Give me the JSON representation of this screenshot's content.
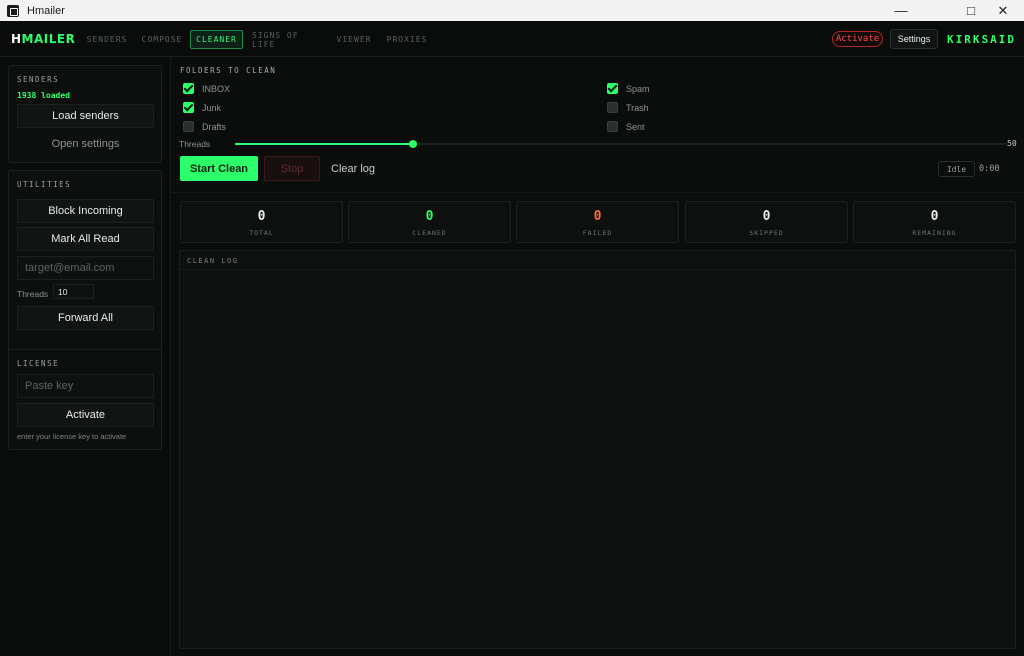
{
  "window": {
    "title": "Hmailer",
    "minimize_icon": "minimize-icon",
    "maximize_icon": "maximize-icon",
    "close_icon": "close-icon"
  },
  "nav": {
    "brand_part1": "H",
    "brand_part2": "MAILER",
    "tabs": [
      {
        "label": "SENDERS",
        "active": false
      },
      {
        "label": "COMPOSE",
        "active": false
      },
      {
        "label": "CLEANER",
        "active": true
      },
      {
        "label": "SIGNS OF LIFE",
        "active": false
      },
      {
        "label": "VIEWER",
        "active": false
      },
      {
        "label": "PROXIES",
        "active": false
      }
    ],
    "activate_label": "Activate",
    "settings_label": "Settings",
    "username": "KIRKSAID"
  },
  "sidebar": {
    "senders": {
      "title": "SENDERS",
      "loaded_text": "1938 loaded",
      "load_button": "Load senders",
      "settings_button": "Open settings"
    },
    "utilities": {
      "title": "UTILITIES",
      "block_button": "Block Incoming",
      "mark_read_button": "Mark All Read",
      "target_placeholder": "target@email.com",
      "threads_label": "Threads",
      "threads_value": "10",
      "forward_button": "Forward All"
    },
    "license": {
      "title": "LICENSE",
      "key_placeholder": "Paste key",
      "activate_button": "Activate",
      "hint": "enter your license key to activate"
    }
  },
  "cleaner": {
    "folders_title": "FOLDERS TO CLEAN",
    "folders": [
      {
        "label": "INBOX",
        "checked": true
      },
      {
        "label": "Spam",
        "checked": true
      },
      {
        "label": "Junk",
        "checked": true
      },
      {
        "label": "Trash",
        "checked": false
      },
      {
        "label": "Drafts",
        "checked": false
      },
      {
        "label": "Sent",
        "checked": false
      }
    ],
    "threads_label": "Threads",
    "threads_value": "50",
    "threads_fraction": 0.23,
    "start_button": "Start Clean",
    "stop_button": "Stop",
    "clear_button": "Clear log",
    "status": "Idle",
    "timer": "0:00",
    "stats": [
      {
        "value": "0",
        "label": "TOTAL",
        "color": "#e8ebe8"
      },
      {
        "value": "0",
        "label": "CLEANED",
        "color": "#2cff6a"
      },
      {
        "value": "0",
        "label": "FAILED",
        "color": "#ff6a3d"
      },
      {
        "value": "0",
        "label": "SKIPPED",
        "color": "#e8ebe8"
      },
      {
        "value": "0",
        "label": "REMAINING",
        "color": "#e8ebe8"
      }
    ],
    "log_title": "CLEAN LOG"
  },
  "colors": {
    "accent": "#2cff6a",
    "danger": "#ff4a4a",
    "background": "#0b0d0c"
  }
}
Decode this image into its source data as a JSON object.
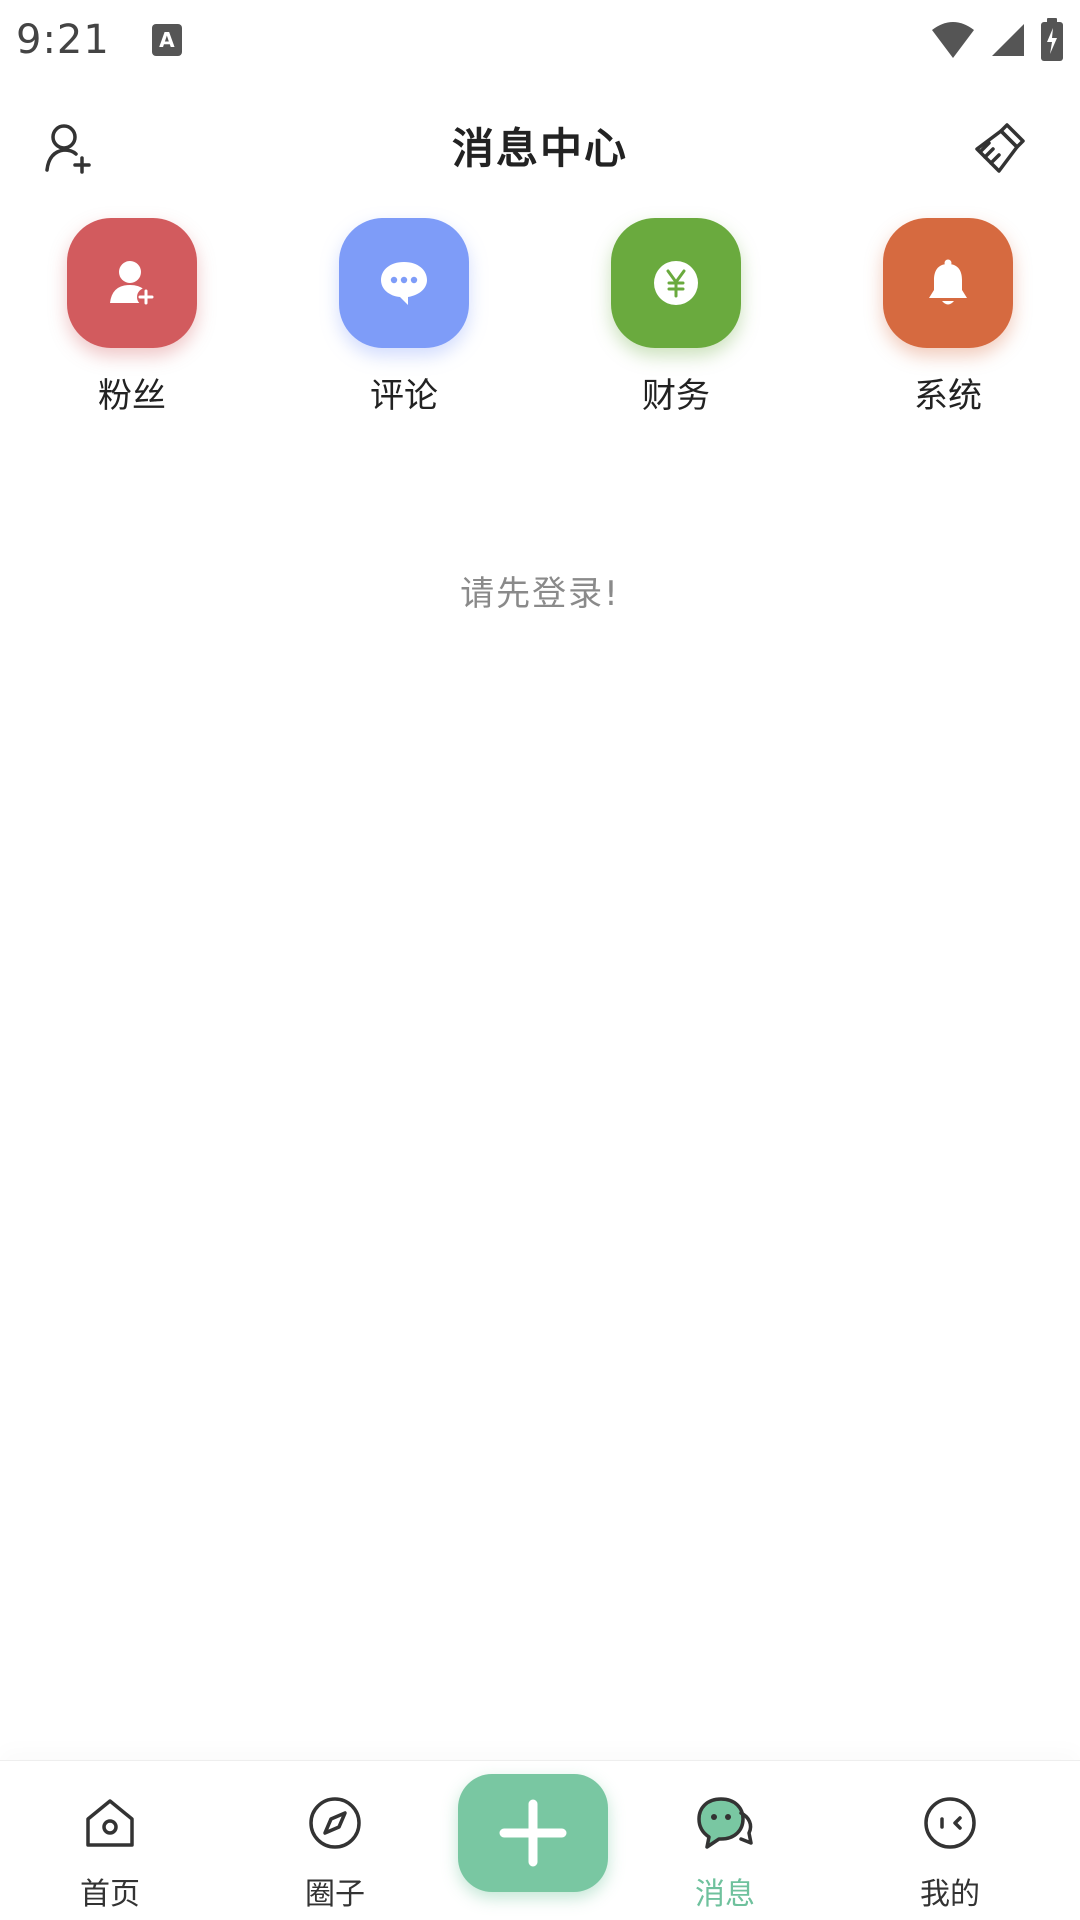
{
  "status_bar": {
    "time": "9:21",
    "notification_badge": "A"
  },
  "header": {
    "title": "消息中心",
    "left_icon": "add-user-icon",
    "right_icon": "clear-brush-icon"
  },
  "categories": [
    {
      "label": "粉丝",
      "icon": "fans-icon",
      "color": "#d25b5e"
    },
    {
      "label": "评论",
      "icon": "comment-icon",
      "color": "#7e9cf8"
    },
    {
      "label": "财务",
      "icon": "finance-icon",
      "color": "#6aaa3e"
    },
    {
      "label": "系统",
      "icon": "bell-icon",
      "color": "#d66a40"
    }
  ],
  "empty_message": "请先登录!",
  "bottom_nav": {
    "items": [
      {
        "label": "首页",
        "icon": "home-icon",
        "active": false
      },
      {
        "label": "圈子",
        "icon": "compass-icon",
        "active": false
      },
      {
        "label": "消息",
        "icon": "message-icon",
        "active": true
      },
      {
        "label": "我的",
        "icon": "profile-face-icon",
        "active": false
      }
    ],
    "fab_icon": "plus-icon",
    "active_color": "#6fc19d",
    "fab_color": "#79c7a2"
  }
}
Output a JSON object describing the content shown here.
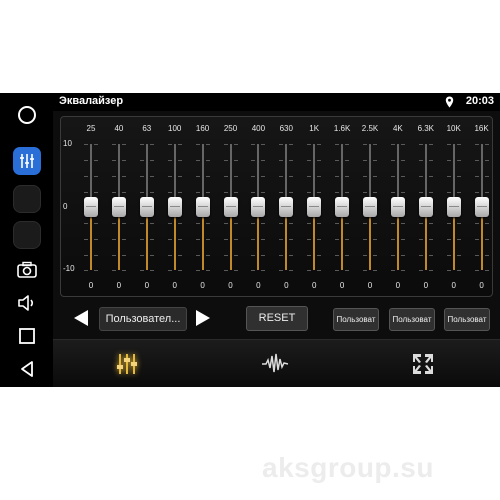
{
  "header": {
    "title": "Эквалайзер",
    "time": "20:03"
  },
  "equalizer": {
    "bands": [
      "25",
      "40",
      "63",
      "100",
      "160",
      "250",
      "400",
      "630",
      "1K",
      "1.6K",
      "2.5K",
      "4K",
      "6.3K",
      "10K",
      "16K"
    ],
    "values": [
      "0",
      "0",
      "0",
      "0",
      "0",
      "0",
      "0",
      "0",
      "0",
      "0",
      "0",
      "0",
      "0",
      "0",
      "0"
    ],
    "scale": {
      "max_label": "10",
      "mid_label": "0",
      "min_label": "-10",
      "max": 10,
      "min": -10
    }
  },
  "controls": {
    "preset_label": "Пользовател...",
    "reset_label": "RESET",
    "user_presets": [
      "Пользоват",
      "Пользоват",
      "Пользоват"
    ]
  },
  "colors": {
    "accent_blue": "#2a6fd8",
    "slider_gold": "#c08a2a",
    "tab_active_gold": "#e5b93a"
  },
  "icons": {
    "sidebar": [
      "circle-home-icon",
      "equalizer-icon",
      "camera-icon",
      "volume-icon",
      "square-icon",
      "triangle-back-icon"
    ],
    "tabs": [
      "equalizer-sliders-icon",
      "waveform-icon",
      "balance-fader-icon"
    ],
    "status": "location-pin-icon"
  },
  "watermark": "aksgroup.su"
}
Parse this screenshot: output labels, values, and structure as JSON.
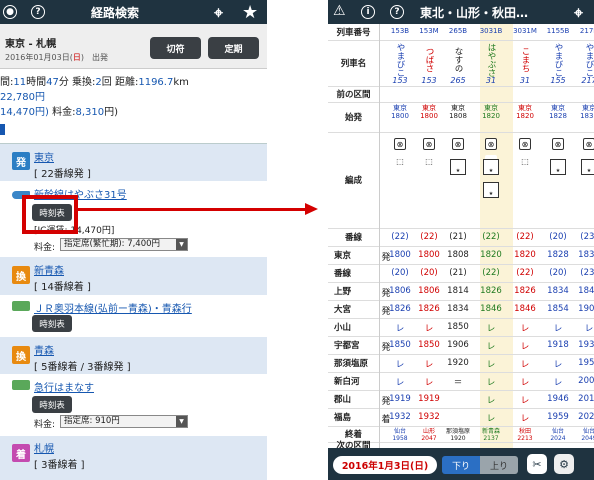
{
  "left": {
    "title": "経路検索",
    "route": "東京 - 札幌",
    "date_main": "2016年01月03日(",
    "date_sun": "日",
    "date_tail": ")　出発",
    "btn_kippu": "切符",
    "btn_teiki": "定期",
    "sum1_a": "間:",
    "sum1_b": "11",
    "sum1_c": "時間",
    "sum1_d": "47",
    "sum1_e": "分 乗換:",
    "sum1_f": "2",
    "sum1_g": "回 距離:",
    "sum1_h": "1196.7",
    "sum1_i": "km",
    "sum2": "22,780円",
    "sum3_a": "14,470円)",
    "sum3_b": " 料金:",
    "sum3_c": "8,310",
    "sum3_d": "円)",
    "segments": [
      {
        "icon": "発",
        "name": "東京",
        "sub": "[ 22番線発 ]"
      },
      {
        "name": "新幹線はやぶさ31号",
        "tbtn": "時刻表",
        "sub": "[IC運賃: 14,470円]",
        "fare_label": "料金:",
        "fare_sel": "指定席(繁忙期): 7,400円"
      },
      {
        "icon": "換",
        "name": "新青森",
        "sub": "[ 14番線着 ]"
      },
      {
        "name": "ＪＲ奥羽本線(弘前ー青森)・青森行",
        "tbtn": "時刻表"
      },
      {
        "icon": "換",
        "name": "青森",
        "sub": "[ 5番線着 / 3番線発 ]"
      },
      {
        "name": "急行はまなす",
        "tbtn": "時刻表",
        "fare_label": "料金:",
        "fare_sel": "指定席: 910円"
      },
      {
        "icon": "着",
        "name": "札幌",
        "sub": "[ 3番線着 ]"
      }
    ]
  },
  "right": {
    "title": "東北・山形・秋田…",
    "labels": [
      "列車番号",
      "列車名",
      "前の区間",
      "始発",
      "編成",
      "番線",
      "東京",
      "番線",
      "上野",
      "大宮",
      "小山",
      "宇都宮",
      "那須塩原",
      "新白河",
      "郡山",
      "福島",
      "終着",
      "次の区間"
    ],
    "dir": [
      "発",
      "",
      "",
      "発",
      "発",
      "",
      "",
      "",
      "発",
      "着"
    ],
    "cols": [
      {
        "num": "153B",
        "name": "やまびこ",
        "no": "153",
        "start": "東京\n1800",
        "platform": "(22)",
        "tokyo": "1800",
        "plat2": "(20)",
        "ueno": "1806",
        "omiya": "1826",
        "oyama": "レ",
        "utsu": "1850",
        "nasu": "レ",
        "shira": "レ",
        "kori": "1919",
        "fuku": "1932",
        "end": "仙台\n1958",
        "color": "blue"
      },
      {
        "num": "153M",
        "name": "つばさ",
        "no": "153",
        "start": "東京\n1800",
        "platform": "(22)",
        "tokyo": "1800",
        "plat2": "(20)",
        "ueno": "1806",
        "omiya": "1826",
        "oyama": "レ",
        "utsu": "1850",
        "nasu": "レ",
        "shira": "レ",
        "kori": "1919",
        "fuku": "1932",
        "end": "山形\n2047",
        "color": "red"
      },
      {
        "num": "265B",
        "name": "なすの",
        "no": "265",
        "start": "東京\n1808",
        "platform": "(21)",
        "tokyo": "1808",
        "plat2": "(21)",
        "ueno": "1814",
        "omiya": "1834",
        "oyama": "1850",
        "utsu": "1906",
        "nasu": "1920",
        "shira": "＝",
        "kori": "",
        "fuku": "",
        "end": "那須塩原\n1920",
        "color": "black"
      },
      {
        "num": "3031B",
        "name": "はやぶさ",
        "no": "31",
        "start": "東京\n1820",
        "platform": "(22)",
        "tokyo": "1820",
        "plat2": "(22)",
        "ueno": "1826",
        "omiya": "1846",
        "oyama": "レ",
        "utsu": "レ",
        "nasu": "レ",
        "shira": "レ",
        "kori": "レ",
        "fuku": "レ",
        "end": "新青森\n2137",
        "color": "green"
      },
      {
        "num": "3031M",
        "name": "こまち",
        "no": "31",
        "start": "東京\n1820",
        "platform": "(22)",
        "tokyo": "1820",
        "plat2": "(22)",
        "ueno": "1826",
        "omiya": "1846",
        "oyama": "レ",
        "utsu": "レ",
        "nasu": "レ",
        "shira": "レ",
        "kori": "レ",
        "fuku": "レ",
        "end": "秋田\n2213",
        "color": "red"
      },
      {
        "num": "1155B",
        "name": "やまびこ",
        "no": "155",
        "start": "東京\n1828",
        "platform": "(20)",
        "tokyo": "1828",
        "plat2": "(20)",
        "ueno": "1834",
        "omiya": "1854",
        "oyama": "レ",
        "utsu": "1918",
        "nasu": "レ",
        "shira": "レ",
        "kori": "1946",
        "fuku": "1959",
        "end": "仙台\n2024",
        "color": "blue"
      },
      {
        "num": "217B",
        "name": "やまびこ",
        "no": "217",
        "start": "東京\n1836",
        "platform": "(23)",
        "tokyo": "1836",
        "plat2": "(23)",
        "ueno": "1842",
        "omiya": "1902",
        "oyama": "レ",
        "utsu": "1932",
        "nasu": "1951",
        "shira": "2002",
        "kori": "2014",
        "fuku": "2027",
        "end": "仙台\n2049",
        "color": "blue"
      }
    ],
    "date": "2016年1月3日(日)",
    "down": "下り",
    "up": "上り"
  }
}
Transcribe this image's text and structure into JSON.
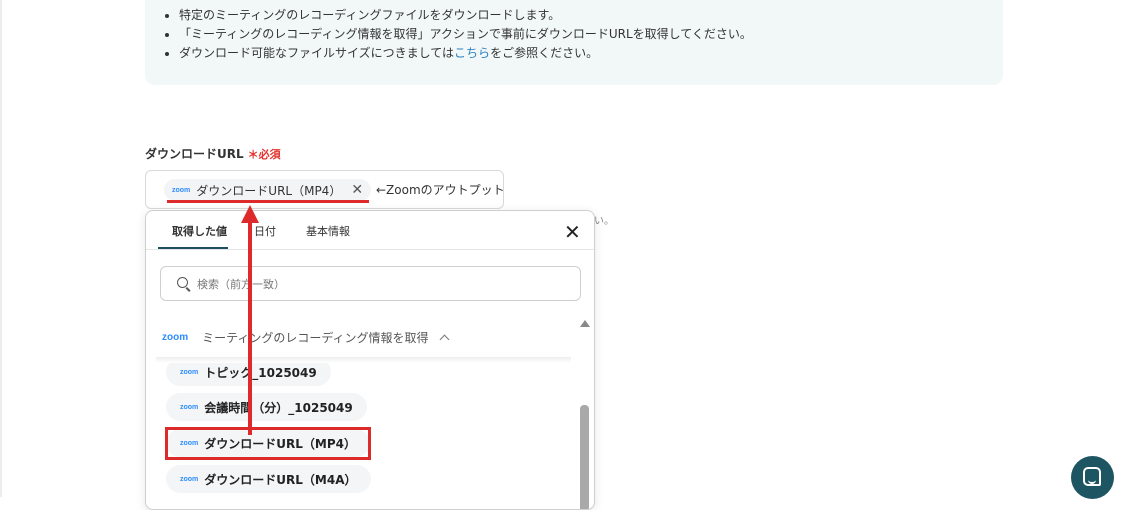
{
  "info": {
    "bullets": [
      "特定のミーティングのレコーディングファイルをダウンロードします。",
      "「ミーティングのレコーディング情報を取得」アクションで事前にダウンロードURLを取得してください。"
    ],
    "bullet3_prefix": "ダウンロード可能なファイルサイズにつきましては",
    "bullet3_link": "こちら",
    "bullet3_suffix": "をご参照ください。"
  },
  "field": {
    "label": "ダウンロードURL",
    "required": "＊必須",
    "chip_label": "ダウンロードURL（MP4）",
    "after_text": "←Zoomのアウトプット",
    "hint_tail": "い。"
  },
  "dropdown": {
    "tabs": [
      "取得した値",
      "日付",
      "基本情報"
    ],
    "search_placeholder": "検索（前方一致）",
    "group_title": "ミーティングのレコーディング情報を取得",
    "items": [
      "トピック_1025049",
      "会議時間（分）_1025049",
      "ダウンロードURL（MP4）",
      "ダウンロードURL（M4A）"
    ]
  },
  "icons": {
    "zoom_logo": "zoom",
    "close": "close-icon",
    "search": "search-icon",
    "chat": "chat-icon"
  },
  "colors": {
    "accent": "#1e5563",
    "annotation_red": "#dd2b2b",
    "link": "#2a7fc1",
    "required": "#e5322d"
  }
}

☆ ☆ ☆ ☆ ☆ ☆ ☆

— Task brief —
Which lines in the records above contain the string "kori"? Copy each one.

— Exercise answer —
        "kori": "1919",
        "kori": "1919",
        "kori": "",
        "kori": "レ",
        "kori": "レ",
        "kori": "1946",
        "kori": "2014",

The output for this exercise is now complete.